### THE DATA
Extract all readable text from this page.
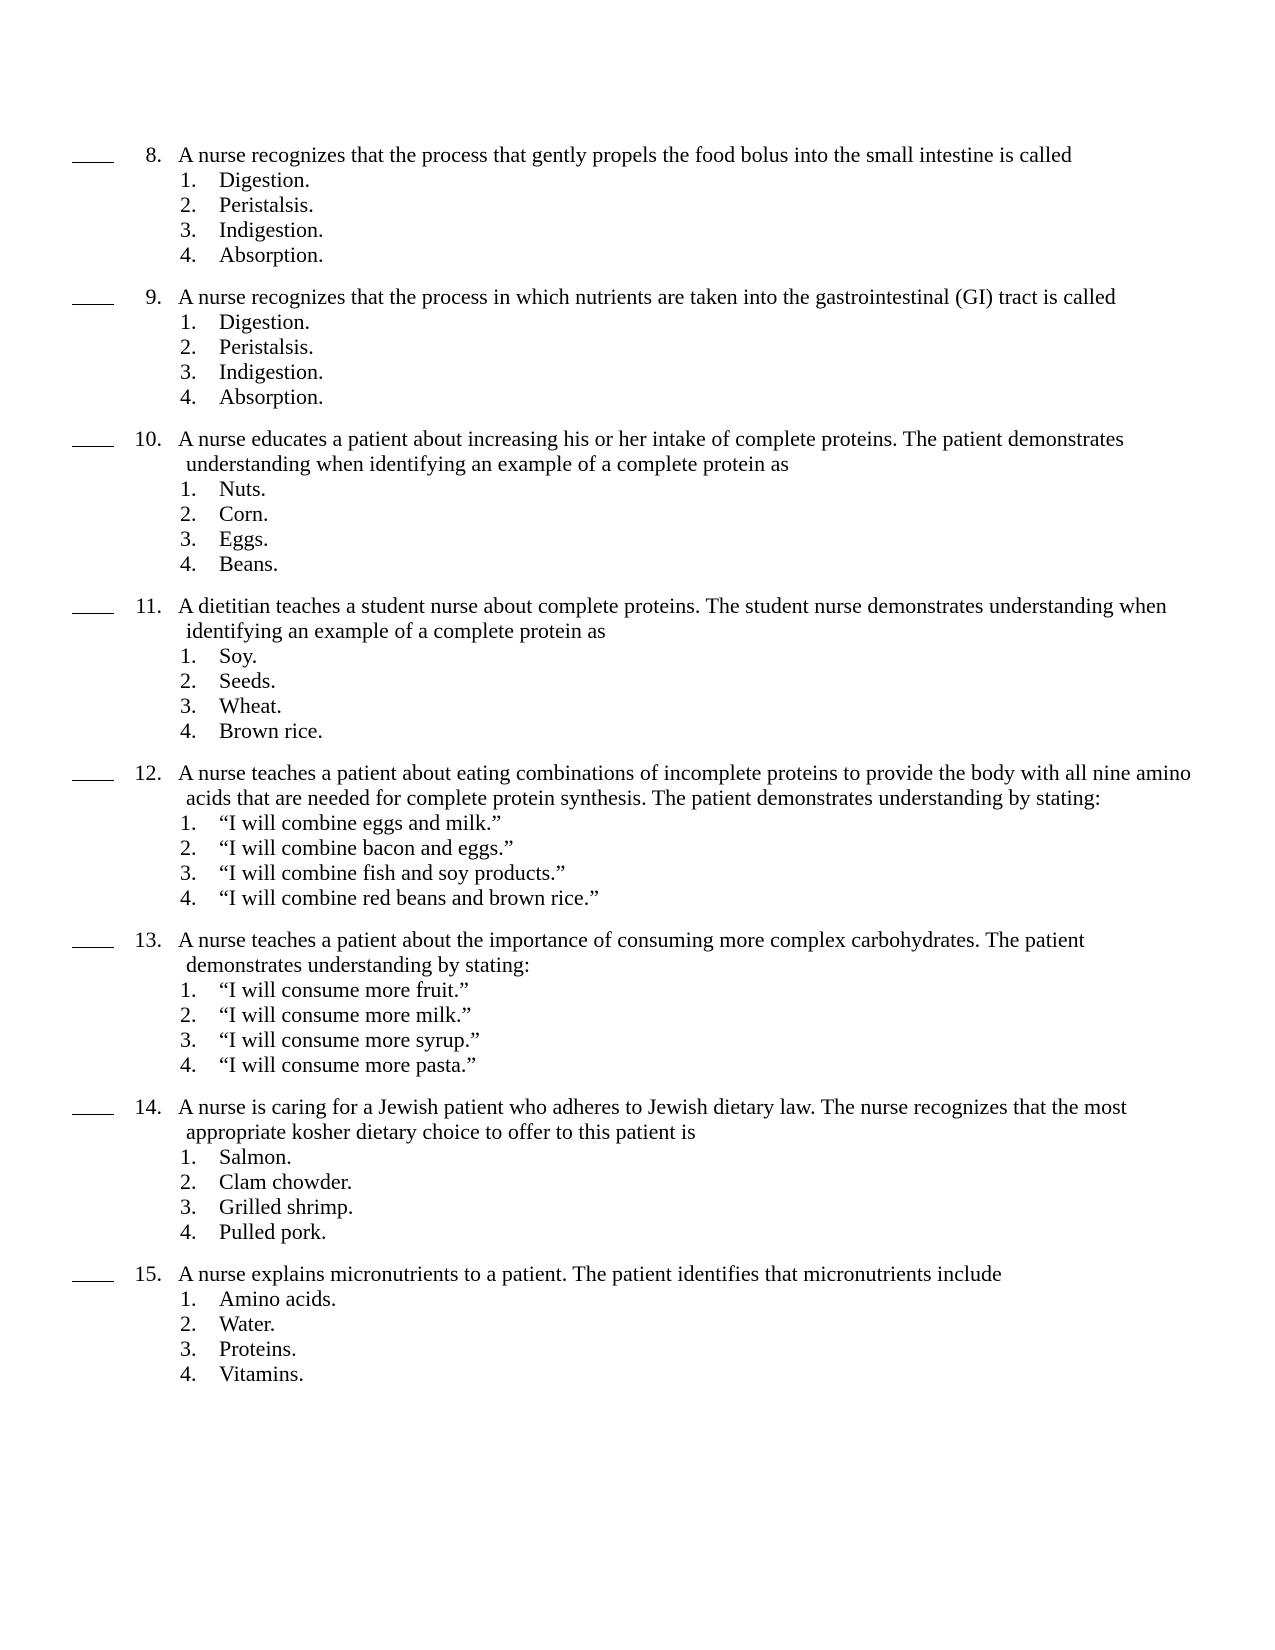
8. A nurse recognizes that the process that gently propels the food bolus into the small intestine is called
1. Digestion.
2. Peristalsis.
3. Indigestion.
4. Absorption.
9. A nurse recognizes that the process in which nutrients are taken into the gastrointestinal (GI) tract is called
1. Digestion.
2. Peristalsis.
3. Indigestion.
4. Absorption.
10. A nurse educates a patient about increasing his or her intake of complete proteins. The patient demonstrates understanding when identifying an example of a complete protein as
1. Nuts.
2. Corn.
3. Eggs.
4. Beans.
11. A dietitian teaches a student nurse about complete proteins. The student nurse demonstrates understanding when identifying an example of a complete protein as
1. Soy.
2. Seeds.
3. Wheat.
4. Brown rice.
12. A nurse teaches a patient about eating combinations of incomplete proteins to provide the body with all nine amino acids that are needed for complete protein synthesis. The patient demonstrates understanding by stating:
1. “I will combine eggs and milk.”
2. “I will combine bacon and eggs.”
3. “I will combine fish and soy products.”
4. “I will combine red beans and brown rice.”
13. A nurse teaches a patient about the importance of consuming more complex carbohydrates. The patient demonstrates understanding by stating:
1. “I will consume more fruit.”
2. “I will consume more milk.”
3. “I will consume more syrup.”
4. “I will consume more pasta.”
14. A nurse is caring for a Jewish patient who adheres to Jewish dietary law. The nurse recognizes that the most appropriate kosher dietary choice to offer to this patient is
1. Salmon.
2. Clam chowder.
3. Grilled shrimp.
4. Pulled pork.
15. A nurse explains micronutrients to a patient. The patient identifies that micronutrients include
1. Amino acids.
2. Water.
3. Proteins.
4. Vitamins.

--

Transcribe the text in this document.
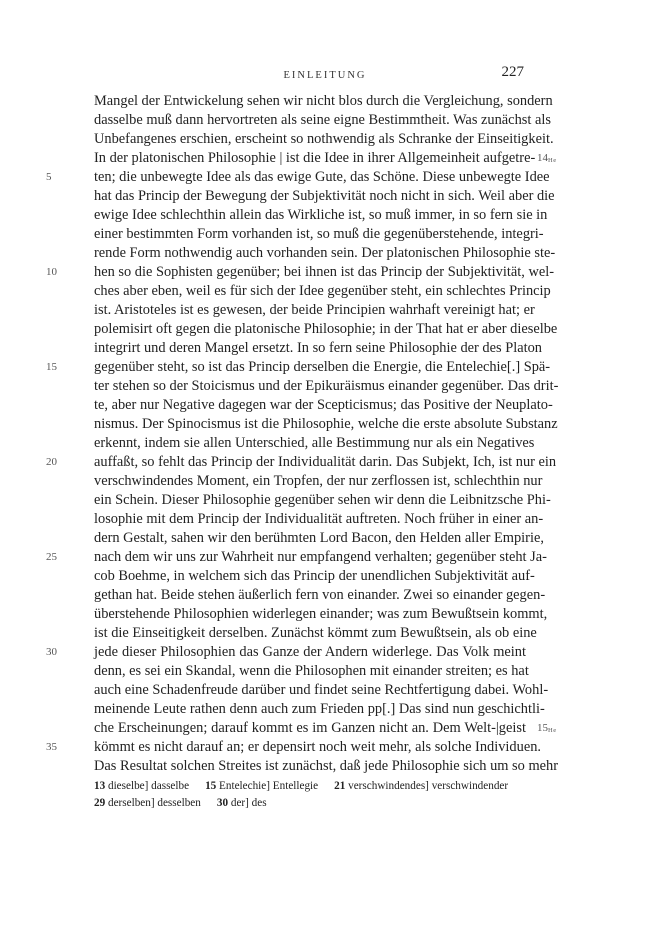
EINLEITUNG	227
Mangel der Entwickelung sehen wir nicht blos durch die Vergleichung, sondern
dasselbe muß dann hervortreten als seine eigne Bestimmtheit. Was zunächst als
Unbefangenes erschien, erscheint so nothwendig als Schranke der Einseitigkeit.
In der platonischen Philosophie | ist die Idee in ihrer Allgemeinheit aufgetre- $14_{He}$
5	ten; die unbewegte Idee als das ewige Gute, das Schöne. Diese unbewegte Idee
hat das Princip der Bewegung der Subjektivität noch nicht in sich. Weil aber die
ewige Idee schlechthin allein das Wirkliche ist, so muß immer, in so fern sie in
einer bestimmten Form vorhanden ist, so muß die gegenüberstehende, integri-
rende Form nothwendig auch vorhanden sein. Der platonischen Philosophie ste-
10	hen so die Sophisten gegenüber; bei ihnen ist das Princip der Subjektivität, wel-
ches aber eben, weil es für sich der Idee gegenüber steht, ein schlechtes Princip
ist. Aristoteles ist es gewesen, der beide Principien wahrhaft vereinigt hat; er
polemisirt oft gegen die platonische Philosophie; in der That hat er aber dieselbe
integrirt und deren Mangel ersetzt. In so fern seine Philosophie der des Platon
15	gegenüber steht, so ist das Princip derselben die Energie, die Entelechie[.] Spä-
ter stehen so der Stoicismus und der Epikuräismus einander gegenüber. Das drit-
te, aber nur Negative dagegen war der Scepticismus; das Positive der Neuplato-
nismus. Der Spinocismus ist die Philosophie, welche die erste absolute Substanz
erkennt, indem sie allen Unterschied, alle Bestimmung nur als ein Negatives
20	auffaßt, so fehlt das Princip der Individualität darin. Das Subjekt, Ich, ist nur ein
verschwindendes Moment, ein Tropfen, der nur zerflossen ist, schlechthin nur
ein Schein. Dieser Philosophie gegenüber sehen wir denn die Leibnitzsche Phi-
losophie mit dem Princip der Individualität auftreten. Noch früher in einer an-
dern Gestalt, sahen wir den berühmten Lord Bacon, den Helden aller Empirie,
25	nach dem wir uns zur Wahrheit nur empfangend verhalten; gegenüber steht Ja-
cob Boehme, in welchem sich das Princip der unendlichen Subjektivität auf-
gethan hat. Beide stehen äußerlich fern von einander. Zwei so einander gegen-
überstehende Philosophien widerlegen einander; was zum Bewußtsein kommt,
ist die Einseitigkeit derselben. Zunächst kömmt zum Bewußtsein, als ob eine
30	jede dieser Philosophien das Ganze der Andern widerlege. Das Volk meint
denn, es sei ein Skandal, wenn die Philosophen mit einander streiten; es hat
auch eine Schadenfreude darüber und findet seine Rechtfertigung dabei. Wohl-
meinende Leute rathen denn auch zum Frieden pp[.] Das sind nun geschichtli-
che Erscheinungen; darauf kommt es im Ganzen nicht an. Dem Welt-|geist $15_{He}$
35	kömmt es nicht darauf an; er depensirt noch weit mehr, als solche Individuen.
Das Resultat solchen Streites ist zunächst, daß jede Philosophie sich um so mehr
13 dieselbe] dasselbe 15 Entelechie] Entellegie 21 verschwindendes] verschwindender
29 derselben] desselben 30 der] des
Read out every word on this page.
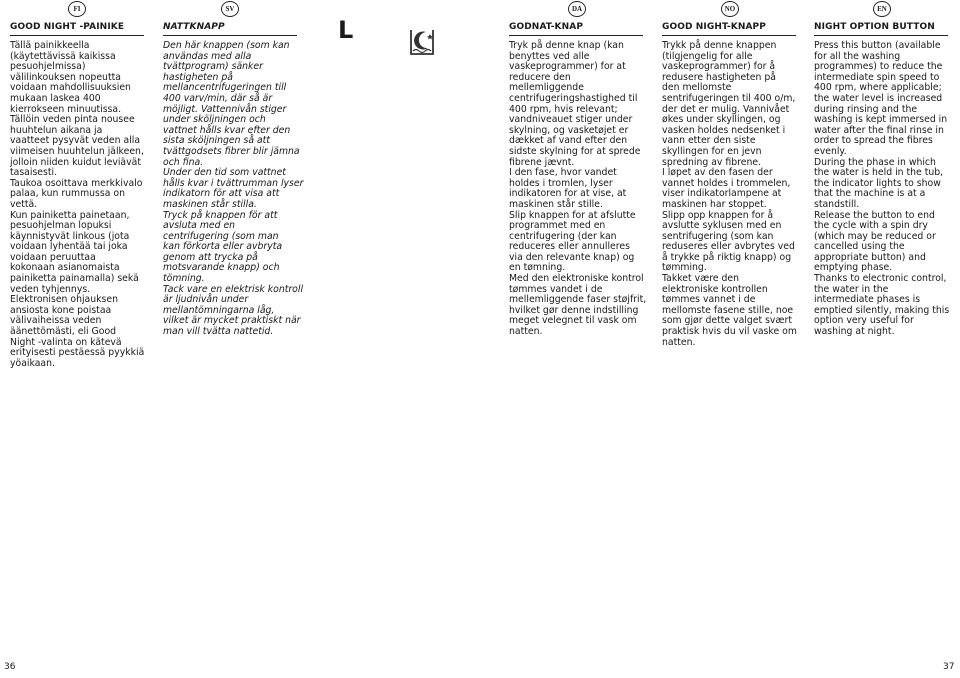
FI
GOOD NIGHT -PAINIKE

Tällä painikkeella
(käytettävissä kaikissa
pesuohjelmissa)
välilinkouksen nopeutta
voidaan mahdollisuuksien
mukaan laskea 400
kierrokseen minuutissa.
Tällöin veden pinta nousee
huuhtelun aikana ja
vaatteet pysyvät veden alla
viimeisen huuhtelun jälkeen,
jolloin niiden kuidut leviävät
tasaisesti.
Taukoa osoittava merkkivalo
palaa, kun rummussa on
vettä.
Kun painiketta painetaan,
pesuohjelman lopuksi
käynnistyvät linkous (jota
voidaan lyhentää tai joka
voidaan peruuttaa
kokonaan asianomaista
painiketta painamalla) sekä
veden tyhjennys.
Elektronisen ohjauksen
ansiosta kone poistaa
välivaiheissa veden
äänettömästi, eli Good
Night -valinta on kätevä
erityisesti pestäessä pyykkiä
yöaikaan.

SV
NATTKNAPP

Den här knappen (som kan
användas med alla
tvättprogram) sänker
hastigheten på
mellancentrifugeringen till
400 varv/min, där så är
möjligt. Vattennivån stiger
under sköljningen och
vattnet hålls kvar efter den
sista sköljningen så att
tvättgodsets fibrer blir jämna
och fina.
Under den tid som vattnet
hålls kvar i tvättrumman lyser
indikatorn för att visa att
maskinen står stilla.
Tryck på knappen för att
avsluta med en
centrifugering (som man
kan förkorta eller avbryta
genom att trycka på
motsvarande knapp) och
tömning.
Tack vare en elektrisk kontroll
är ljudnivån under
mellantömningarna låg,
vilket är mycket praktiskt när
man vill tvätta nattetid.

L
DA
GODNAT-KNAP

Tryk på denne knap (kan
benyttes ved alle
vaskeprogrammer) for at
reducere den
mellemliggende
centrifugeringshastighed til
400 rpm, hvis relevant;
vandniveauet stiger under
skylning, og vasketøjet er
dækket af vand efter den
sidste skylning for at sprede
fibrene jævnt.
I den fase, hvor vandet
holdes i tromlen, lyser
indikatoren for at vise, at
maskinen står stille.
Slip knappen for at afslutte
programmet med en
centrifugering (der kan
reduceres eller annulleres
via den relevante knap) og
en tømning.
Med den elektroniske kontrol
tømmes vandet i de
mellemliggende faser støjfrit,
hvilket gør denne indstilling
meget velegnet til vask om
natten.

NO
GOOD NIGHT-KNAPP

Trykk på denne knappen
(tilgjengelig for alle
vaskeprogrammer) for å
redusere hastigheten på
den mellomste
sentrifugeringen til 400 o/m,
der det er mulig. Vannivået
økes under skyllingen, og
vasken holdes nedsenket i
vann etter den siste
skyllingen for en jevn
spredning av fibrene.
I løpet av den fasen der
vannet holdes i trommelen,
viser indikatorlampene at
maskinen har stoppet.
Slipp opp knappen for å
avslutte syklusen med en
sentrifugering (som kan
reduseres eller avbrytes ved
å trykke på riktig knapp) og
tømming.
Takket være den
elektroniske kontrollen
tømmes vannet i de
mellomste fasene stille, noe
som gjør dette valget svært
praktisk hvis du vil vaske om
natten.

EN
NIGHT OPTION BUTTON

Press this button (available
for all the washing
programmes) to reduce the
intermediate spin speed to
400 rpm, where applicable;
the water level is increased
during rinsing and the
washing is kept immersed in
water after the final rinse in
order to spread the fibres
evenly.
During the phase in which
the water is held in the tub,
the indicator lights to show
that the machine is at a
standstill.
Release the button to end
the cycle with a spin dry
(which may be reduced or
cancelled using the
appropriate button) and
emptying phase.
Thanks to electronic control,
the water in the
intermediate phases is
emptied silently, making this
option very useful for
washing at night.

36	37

---

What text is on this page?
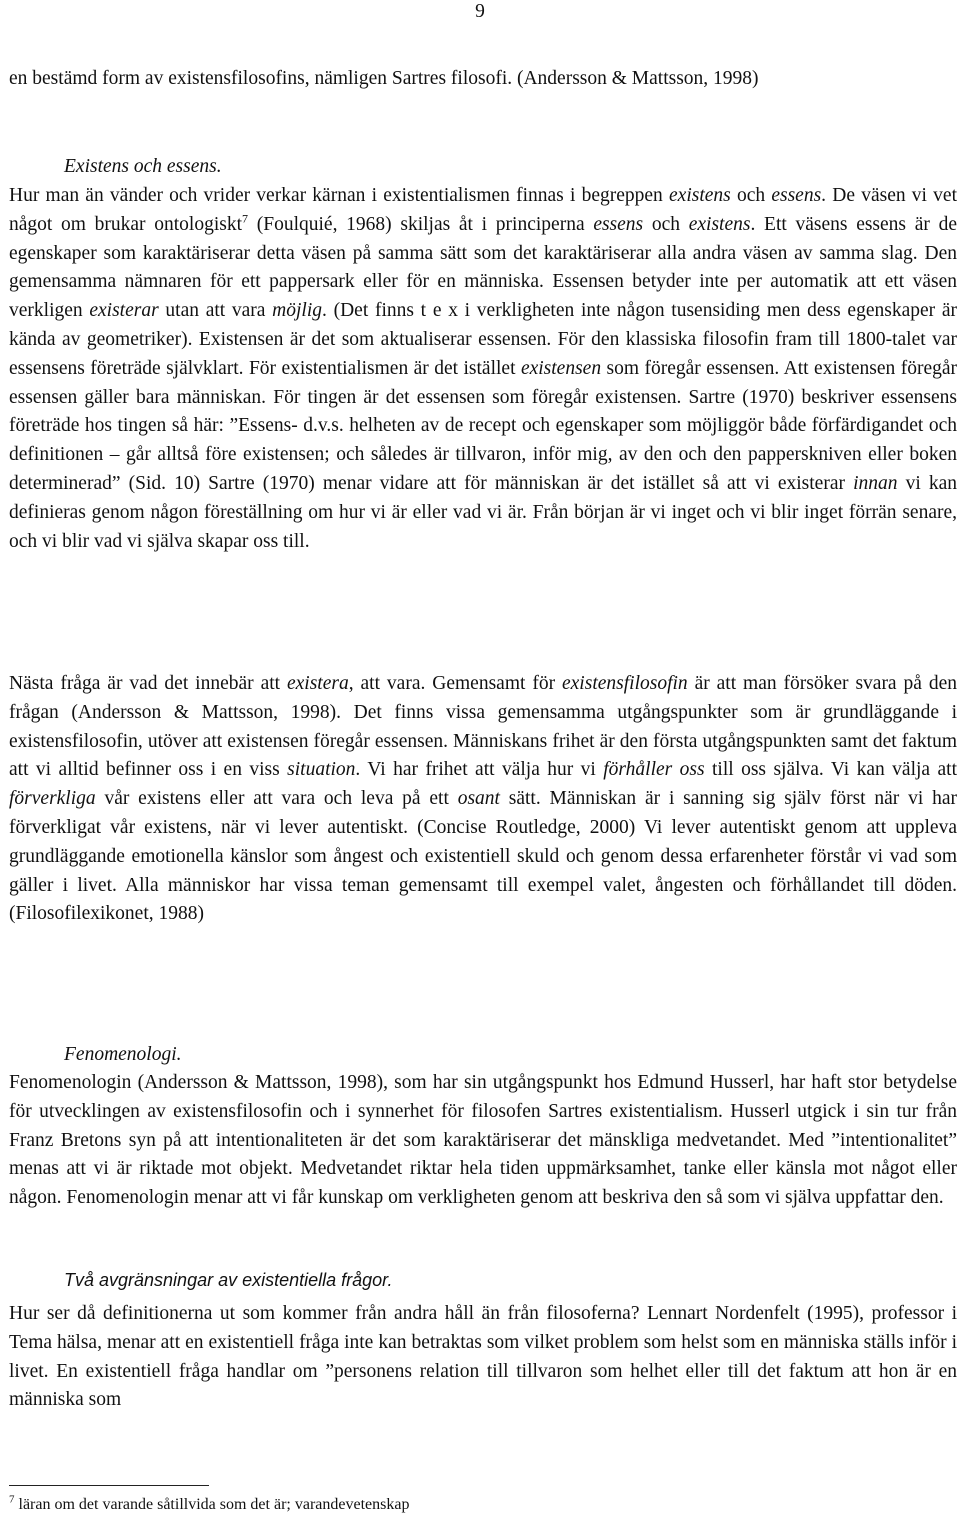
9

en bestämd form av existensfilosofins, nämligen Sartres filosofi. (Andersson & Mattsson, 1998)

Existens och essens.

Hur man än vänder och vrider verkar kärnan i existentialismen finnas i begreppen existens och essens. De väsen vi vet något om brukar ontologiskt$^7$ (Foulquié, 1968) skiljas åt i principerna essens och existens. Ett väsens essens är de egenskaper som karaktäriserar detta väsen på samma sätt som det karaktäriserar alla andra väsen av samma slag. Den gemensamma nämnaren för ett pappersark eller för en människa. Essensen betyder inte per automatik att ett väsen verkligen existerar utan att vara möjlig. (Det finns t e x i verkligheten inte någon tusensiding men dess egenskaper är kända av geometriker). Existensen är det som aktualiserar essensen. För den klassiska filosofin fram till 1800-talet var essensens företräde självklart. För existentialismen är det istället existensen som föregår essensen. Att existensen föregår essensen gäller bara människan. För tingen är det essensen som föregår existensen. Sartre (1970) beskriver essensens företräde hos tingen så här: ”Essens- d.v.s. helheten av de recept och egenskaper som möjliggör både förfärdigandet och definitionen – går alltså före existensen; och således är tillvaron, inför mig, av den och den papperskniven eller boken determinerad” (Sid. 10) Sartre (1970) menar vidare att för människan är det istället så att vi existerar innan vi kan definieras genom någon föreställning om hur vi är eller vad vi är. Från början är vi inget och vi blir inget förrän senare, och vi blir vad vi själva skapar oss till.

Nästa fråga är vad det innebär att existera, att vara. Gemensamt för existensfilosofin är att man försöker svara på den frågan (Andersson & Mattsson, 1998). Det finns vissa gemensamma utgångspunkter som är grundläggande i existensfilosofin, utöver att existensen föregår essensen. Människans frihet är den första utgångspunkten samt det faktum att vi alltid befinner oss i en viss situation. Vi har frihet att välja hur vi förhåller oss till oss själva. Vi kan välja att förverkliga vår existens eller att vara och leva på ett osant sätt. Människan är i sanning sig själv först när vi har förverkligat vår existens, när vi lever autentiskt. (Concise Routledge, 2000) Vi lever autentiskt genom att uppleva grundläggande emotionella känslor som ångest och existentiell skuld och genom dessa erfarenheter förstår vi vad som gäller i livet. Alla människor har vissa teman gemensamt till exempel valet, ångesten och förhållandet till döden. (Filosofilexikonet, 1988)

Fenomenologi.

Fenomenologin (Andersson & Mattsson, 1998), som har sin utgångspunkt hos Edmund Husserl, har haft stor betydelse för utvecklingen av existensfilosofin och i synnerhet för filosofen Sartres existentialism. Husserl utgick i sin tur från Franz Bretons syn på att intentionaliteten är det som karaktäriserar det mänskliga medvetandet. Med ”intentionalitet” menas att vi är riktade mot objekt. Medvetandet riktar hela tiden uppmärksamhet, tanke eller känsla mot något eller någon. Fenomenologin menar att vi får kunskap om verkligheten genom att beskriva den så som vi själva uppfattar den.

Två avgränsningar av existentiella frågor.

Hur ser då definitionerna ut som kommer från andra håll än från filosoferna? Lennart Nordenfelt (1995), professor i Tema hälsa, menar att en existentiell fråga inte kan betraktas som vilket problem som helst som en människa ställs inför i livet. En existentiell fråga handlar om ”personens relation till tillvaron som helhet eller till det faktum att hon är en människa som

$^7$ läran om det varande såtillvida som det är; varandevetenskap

### TO DO
If a line of the data contains "painiketta", copy it out.

### ANSWER TO THIS EXERCISE
Kun painiketta painetaan,
painiketta painamalla) sekä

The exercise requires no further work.